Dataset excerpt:
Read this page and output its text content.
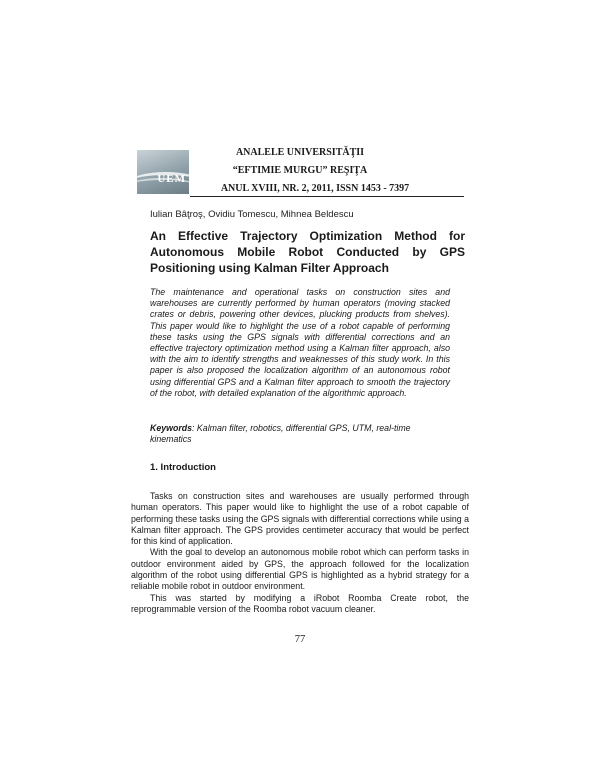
UEM
ANALELE UNIVERSITĂŢII
“EFTIMIE MURGU” REŞIŢA
ANUL XVIII, NR. 2, 2011, ISSN 1453 - 7397
Iulian Bâţroş, Ovidiu Tomescu, Mihnea Beldescu
An Effective Trajectory Optimization Method for Autonomous Mobile Robot Conducted by GPS Positioning using Kalman Filter Approach
The maintenance and operational tasks on construction sites and warehouses are currently performed by human operators (moving stacked crates or debris, powering other devices, plucking products from shelves). This paper would like to highlight the use of a robot capable of performing these tasks using the GPS signals with differential corrections and an effective trajectory optimization method using a Kalman filter approach, also with the aim to identify strengths and weaknesses of this study work. In this paper is also proposed the localization algorithm of an autonomous robot using differential GPS and a Kalman filter approach to smooth the trajectory of the robot, with detailed explanation of the algorithmic approach.
Keywords: Kalman filter, robotics, differential GPS, UTM, real-time kinematics
1. Introduction

Tasks on construction sites and warehouses are usually performed through human operators. This paper would like to highlight the use of a robot capable of performing these tasks using the GPS signals with differential corrections while using a Kalman filter approach. The GPS provides centimeter accuracy that would be perfect for this kind of application.

With the goal to develop an autonomous mobile robot which can perform tasks in outdoor environment aided by GPS, the approach followed for the localization algorithm of the robot using differential GPS is highlighted as a hybrid strategy for a reliable mobile robot in outdoor environment.

This was started by modifying a iRobot Roomba Create robot, the reprogrammable version of the Roomba robot vacuum cleaner.

77
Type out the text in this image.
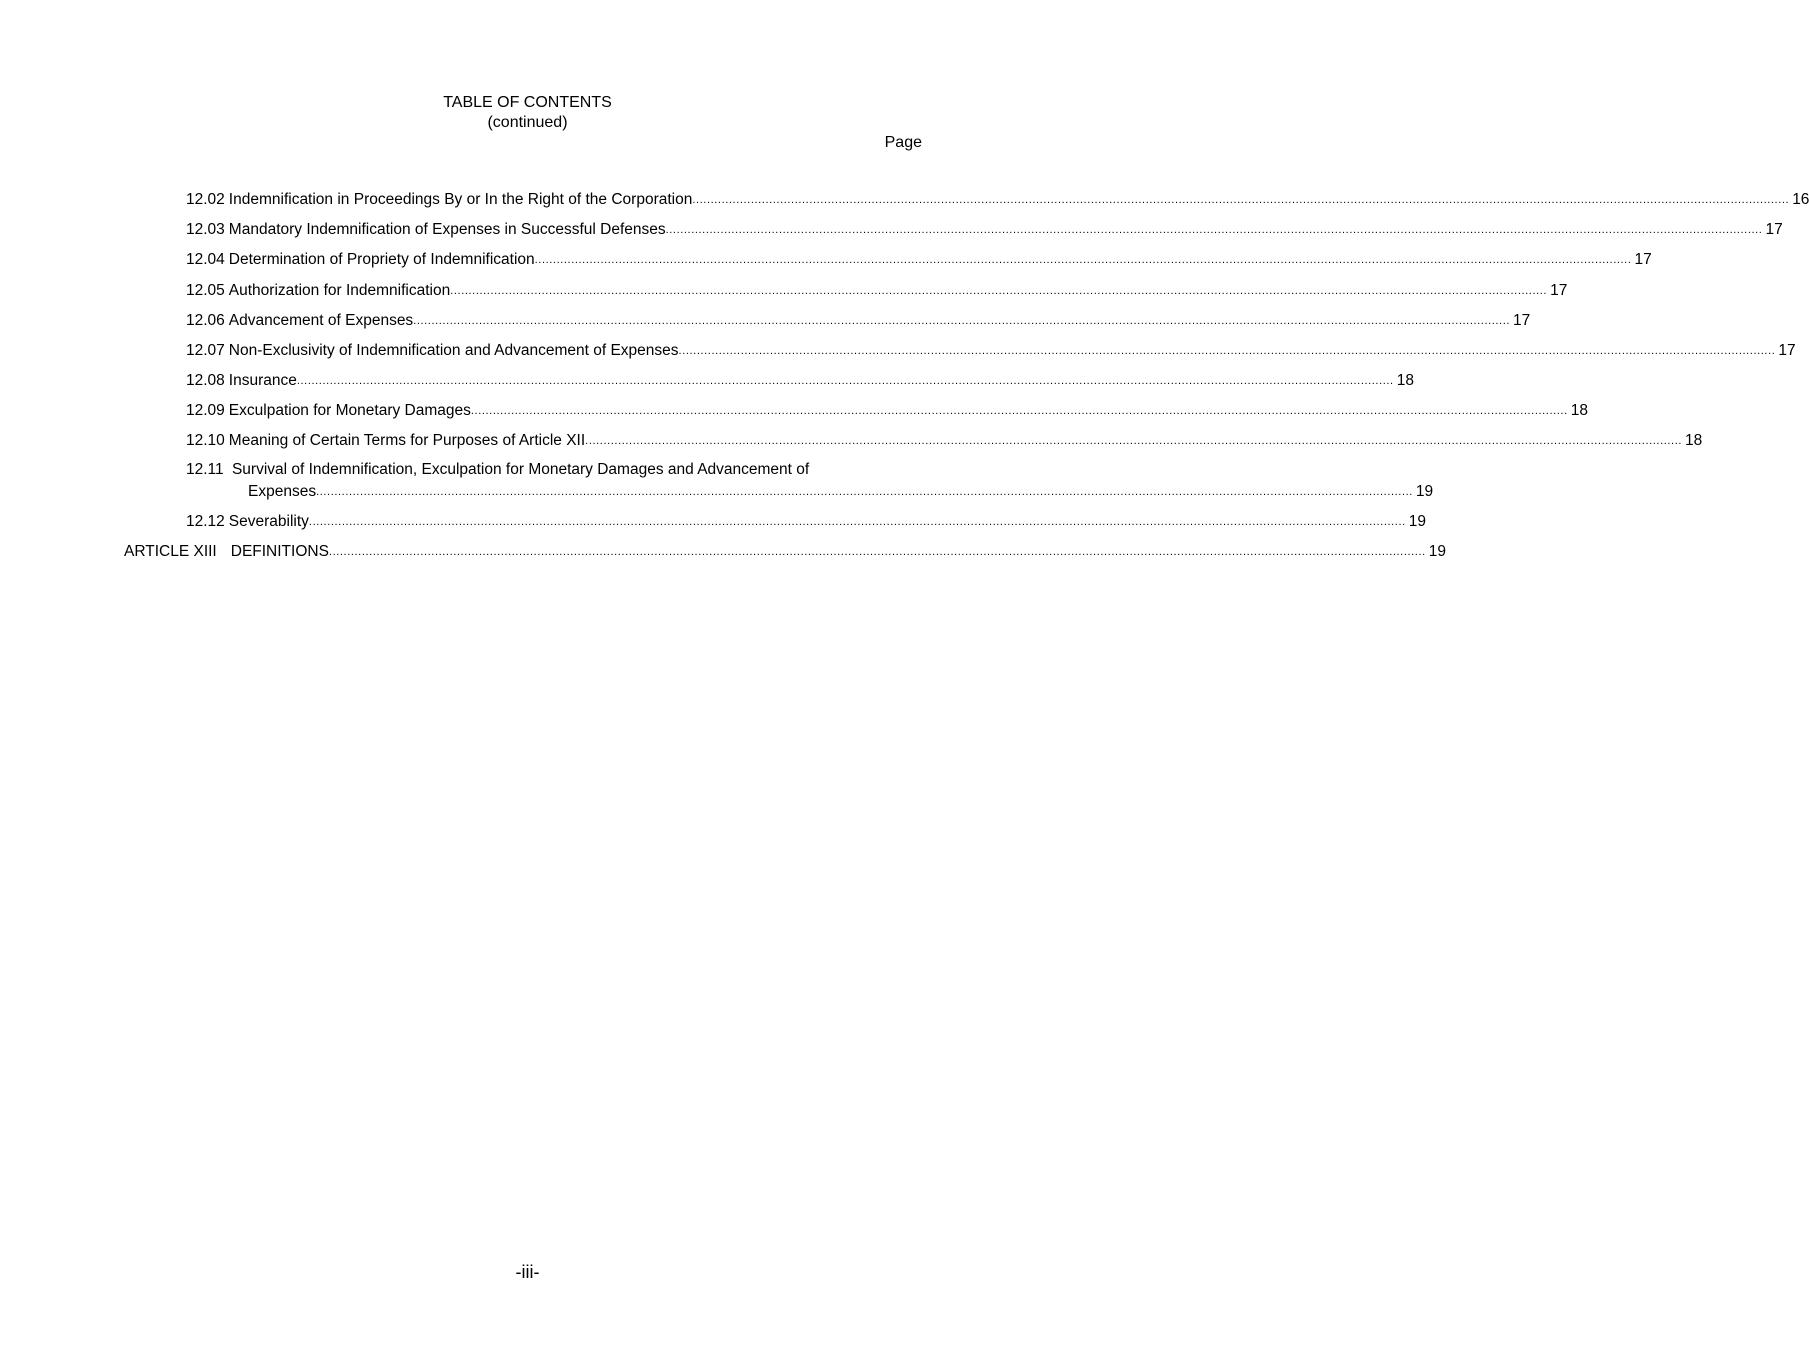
TABLE OF CONTENTS
(continued)
Page
12.02 Indemnification in Proceedings By or In the Right of the Corporation ............................................................................................................................................................................................................................................................................................................ 16
12.03 Mandatory Indemnification of Expenses in Successful Defenses ............................................................................................................................................................................................................................................................................................................ 17
12.04 Determination of Propriety of Indemnification ............................................................................................................................................................................................................................................................................................................ 17
12.05 Authorization for Indemnification ............................................................................................................................................................................................................................................................................................................ 17
12.06 Advancement of Expenses ............................................................................................................................................................................................................................................................................................................ 17
12.07 Non-Exclusivity of Indemnification and Advancement of Expenses ............................................................................................................................................................................................................................................................................................................ 17
12.08 Insurance ............................................................................................................................................................................................................................................................................................................ 18
12.09 Exculpation for Monetary Damages ............................................................................................................................................................................................................................................................................................................ 18
12.10 Meaning of Certain Terms for Purposes of Article XII ............................................................................................................................................................................................................................................................................................................ 18
12.11 Survival of Indemnification, Exculpation for Monetary Damages and Advancement of
Expenses ............................................................................................................................................................................................................................................................................................................ 19
12.12 Severability ............................................................................................................................................................................................................................................................................................................ 19
ARTICLE XIII DEFINITIONS ............................................................................................................................................................................................................................................................................................................ 19
-iii-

* [WORK INSTRUCTIONS]: Select all lines in the listing that include the word "text".

* [FINISHED ANSWER]:
Read this page and output its text content.
Type out the text in this image.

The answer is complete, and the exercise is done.